* **Written exercise**
How many lines of the records below contain the word "Smax"? Answer with the number alone.

* **The data**
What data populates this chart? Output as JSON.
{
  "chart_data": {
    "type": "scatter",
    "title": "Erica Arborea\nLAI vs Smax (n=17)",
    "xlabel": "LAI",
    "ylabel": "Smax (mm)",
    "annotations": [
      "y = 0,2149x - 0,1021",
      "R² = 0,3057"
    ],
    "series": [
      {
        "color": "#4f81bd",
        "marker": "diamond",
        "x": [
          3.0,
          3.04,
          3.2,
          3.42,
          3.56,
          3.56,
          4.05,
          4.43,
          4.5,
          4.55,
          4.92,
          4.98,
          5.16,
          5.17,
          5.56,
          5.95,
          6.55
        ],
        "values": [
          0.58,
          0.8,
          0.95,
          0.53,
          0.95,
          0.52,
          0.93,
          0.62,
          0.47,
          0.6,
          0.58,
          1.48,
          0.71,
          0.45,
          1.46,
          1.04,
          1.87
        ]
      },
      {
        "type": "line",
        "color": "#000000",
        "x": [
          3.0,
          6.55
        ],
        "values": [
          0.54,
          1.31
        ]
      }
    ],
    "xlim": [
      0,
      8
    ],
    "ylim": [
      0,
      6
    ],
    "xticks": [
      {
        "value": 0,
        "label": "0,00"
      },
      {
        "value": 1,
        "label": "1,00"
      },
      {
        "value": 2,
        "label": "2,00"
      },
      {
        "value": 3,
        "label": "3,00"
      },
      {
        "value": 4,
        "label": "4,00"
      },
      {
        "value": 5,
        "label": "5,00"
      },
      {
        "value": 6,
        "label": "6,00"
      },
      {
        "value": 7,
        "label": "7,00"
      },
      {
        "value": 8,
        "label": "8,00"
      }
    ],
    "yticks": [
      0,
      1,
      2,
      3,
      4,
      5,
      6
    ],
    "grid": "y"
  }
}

* **The completed task**
2